*What is being asked*:
Determine which lines contain the word "صحبة", then copy those lines.

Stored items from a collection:
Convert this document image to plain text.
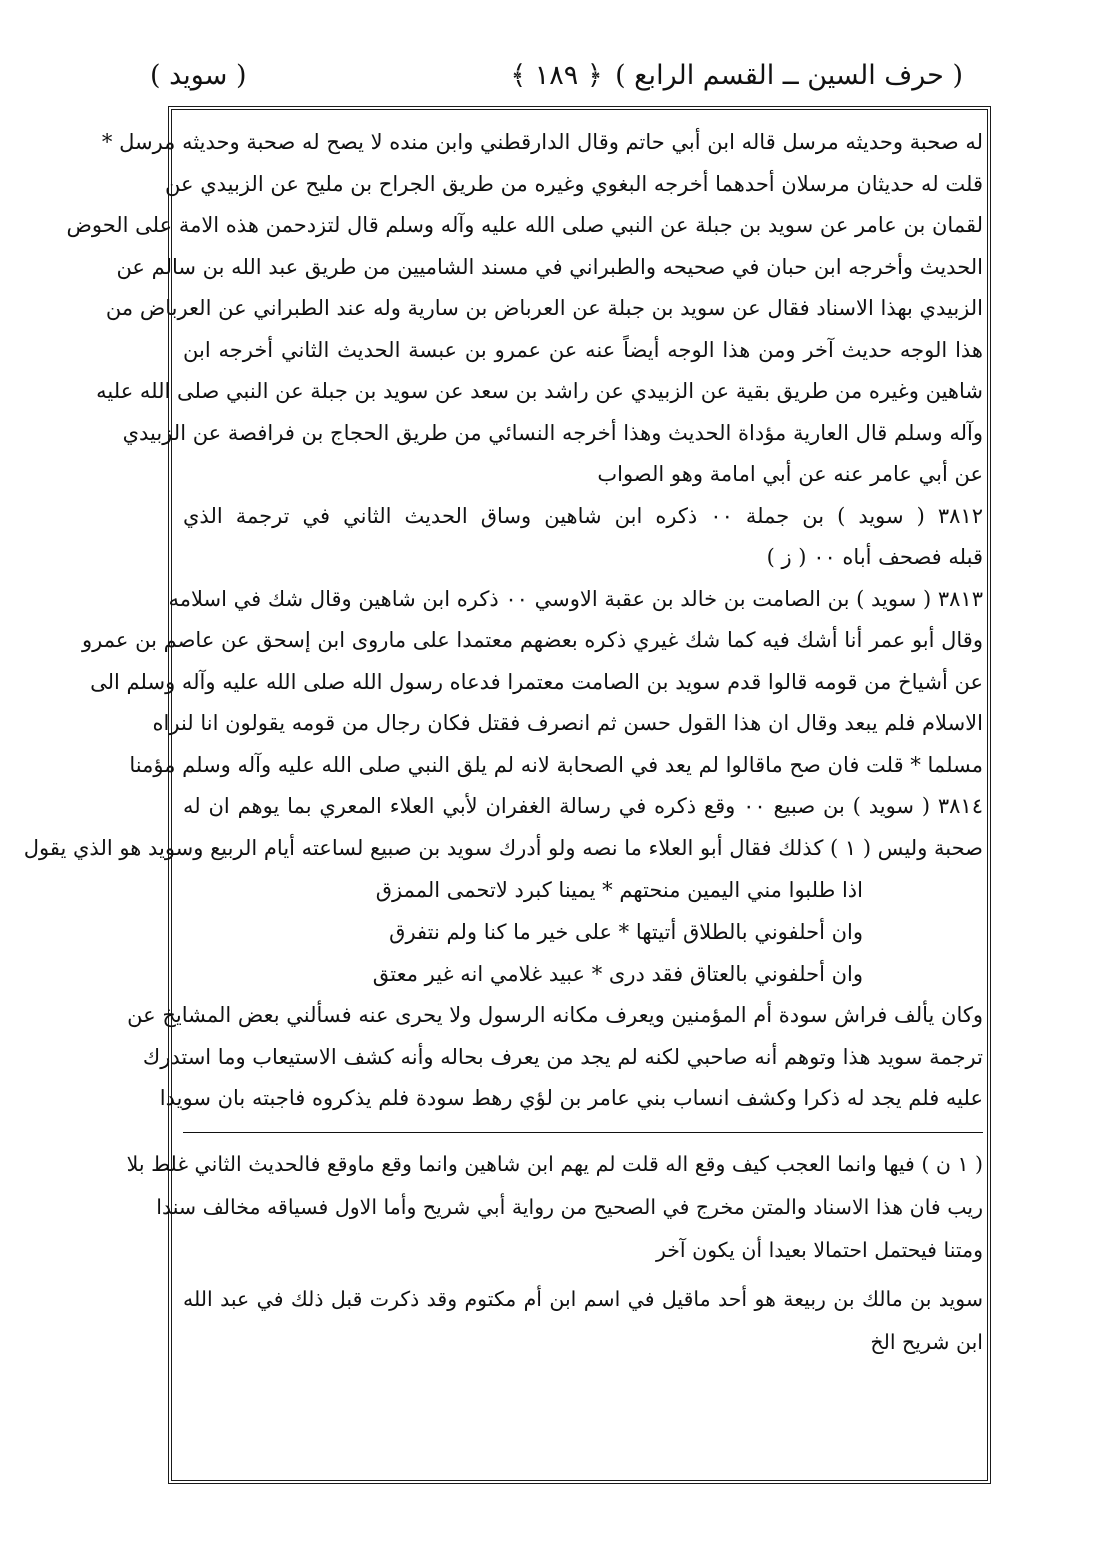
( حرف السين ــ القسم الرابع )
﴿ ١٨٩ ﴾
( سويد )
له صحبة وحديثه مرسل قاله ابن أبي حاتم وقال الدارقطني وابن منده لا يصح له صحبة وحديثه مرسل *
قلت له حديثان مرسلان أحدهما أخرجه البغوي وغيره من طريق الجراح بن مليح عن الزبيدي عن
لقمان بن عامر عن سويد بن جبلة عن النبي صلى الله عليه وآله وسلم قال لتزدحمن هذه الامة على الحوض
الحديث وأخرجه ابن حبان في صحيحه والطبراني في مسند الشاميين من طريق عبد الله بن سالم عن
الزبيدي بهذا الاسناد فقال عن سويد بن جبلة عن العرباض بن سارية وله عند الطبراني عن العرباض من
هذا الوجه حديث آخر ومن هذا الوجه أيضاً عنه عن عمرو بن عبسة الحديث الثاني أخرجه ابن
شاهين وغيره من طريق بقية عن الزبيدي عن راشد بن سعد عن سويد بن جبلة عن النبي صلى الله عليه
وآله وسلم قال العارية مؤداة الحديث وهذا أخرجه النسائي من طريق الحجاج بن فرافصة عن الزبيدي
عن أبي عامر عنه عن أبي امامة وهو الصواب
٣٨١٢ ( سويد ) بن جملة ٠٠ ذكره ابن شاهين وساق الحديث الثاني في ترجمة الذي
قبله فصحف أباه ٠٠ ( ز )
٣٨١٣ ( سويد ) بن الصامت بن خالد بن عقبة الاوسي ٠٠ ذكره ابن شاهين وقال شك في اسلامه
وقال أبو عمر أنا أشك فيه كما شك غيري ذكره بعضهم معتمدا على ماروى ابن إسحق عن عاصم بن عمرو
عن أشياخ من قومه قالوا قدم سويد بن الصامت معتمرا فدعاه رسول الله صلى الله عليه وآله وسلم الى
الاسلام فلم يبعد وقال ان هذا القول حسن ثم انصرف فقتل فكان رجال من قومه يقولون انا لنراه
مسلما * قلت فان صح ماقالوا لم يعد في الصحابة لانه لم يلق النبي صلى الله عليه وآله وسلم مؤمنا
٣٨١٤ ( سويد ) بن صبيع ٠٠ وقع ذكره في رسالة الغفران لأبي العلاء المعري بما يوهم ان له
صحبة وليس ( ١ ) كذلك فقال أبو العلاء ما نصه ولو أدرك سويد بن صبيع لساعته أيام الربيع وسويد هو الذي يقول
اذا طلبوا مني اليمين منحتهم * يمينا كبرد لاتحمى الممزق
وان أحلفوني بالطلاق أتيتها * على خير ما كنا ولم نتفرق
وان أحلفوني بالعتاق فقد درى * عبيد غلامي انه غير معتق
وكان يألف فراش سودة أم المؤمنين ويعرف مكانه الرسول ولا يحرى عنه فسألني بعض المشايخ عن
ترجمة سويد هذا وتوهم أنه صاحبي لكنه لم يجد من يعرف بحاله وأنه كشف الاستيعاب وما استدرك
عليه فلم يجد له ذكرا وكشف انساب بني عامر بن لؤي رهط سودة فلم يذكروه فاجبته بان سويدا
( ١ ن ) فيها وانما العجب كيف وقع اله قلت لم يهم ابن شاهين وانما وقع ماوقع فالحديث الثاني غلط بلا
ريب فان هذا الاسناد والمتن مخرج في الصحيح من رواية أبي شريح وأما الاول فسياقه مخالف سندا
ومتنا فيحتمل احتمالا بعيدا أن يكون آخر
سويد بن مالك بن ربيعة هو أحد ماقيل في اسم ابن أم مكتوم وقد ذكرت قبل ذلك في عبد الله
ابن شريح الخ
--
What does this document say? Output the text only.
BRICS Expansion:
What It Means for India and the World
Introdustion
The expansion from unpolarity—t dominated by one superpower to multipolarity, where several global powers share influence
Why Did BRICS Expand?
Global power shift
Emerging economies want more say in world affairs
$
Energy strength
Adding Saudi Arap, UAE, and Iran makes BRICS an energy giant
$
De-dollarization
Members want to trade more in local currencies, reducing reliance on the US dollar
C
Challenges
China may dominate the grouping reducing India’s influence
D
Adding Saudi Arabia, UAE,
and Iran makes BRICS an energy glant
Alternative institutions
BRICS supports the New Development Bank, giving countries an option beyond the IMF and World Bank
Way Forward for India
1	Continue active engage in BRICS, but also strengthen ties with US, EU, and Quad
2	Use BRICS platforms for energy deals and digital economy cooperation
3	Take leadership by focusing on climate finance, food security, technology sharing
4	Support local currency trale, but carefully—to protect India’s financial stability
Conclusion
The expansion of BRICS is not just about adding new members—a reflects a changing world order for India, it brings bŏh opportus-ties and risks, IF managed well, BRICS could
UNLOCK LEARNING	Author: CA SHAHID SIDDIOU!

*Output of the exercise*:
له صحبة وحديثه مرسل قاله ابن أبي حاتم وقال الدارقطني وابن منده لا يصح له صحبة وحديثه مرسل *
صحبة وليس ( ١ ) كذلك فقال أبو العلاء ما نصه ولو أدرك سويد بن صبيع لساعته أيام الربيع وسويد هو الذي يقول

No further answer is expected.